### Request
Repeat every item below word for word, keeping each line and its order unchanged.

[Lines of data]
• • • • •

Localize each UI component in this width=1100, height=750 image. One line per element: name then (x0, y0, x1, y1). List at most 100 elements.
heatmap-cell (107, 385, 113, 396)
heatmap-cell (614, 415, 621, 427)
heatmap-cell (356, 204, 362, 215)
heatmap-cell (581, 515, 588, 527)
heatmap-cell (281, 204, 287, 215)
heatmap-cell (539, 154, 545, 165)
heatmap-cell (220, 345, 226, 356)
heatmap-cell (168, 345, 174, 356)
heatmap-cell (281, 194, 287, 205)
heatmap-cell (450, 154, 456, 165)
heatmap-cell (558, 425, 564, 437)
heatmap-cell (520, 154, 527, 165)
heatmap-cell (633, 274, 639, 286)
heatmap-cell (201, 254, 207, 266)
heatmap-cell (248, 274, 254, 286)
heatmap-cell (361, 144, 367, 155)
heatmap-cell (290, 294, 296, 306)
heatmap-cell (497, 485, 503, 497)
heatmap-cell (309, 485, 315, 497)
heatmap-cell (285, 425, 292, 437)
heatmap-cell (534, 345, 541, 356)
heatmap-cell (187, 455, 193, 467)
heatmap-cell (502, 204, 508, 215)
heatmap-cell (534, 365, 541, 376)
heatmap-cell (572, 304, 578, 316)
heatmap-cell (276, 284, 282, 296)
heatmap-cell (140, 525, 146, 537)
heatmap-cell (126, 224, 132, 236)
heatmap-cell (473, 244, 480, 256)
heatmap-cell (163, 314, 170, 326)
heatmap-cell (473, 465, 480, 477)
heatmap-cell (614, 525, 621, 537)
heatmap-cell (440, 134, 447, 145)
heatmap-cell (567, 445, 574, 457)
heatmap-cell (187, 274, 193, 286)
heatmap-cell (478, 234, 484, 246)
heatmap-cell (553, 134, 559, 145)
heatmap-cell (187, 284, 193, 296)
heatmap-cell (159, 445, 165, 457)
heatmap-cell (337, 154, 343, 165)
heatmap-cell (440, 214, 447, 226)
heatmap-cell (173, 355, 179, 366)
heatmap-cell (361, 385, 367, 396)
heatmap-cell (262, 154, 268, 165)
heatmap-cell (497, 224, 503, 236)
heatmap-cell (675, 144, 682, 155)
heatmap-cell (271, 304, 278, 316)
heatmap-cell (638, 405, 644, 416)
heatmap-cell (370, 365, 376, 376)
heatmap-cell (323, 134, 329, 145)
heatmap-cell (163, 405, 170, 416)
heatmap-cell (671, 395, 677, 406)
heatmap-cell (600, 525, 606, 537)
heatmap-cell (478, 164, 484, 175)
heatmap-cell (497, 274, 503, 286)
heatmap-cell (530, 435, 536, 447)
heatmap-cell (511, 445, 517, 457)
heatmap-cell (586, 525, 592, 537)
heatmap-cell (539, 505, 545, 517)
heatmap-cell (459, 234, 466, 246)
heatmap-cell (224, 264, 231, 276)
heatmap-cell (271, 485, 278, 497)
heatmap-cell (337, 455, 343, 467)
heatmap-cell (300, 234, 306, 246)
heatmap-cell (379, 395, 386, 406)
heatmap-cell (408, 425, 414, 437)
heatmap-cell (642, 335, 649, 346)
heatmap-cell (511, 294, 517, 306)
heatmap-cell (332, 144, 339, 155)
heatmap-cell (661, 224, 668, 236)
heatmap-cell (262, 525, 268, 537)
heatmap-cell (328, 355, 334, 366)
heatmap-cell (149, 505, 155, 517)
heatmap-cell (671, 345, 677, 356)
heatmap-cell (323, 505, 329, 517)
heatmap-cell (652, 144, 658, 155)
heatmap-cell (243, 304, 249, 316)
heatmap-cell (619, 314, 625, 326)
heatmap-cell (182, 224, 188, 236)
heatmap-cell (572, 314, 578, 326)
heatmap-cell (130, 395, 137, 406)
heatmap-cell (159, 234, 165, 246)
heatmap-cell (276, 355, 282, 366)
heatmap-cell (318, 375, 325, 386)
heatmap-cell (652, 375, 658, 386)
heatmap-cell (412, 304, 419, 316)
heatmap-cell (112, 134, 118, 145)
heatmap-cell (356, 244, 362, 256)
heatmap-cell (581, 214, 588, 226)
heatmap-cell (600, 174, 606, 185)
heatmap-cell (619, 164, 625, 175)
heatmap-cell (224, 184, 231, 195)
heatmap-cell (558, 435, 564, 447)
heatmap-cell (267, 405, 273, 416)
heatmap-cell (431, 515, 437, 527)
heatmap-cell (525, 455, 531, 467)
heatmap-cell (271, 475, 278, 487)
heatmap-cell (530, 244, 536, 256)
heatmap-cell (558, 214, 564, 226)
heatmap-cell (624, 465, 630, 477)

• • • • •

### Result for this exercise
Localize each UI component in this width=1100, height=750 image. One line per element: name then (x0, y0, x1, y1). List at most 100 elements.
heatmap-cell (107, 385, 113, 396)
heatmap-cell (614, 415, 621, 427)
heatmap-cell (356, 204, 362, 215)
heatmap-cell (581, 515, 588, 527)
heatmap-cell (281, 204, 287, 215)
heatmap-cell (539, 154, 545, 165)
heatmap-cell (220, 345, 226, 356)
heatmap-cell (168, 345, 174, 356)
heatmap-cell (281, 194, 287, 205)
heatmap-cell (450, 154, 456, 165)
heatmap-cell (558, 425, 564, 437)
heatmap-cell (520, 154, 527, 165)
heatmap-cell (633, 274, 639, 286)
heatmap-cell (201, 254, 207, 266)
heatmap-cell (248, 274, 254, 286)
heatmap-cell (361, 144, 367, 155)
heatmap-cell (290, 294, 296, 306)
heatmap-cell (497, 485, 503, 497)
heatmap-cell (309, 485, 315, 497)
heatmap-cell (285, 425, 292, 437)
heatmap-cell (534, 345, 541, 356)
heatmap-cell (187, 455, 193, 467)
heatmap-cell (502, 204, 508, 215)
heatmap-cell (534, 365, 541, 376)
heatmap-cell (572, 304, 578, 316)
heatmap-cell (276, 284, 282, 296)
heatmap-cell (140, 525, 146, 537)
heatmap-cell (126, 224, 132, 236)
heatmap-cell (473, 244, 480, 256)
heatmap-cell (163, 314, 170, 326)
heatmap-cell (473, 465, 480, 477)
heatmap-cell (614, 525, 621, 537)
heatmap-cell (440, 134, 447, 145)
heatmap-cell (567, 445, 574, 457)
heatmap-cell (187, 274, 193, 286)
heatmap-cell (478, 234, 484, 246)
heatmap-cell (553, 134, 559, 145)
heatmap-cell (187, 284, 193, 296)
heatmap-cell (159, 445, 165, 457)
heatmap-cell (337, 154, 343, 165)
heatmap-cell (440, 214, 447, 226)
heatmap-cell (173, 355, 179, 366)
heatmap-cell (361, 385, 367, 396)
heatmap-cell (262, 154, 268, 165)
heatmap-cell (497, 224, 503, 236)
heatmap-cell (675, 144, 682, 155)
heatmap-cell (271, 304, 278, 316)
heatmap-cell (638, 405, 644, 416)
heatmap-cell (370, 365, 376, 376)
heatmap-cell (323, 134, 329, 145)
heatmap-cell (163, 405, 170, 416)
heatmap-cell (671, 395, 677, 406)
heatmap-cell (600, 525, 606, 537)
heatmap-cell (478, 164, 484, 175)
heatmap-cell (497, 274, 503, 286)
heatmap-cell (530, 435, 536, 447)
heatmap-cell (511, 445, 517, 457)
heatmap-cell (586, 525, 592, 537)
heatmap-cell (539, 505, 545, 517)
heatmap-cell (459, 234, 466, 246)
heatmap-cell (224, 264, 231, 276)
heatmap-cell (271, 485, 278, 497)
heatmap-cell (337, 455, 343, 467)
heatmap-cell (300, 234, 306, 246)
heatmap-cell (379, 395, 386, 406)
heatmap-cell (408, 425, 414, 437)
heatmap-cell (642, 335, 649, 346)
heatmap-cell (511, 294, 517, 306)
heatmap-cell (332, 144, 339, 155)
heatmap-cell (661, 224, 668, 236)
heatmap-cell (262, 525, 268, 537)
heatmap-cell (328, 355, 334, 366)
heatmap-cell (149, 505, 155, 517)
heatmap-cell (671, 345, 677, 356)
heatmap-cell (323, 505, 329, 517)
heatmap-cell (652, 144, 658, 155)
heatmap-cell (243, 304, 249, 316)
heatmap-cell (619, 314, 625, 326)
heatmap-cell (182, 224, 188, 236)
heatmap-cell (572, 314, 578, 326)
heatmap-cell (130, 395, 137, 406)
heatmap-cell (159, 234, 165, 246)
heatmap-cell (276, 355, 282, 366)
heatmap-cell (318, 375, 325, 386)
heatmap-cell (652, 375, 658, 386)
heatmap-cell (412, 304, 419, 316)
heatmap-cell (112, 134, 118, 145)
heatmap-cell (356, 244, 362, 256)
heatmap-cell (581, 214, 588, 226)
heatmap-cell (600, 174, 606, 185)
heatmap-cell (619, 164, 625, 175)
heatmap-cell (224, 184, 231, 195)
heatmap-cell (558, 435, 564, 447)
heatmap-cell (267, 405, 273, 416)
heatmap-cell (431, 515, 437, 527)
heatmap-cell (525, 455, 531, 467)
heatmap-cell (271, 475, 278, 487)
heatmap-cell (530, 244, 536, 256)
heatmap-cell (558, 214, 564, 226)
heatmap-cell (624, 465, 630, 477)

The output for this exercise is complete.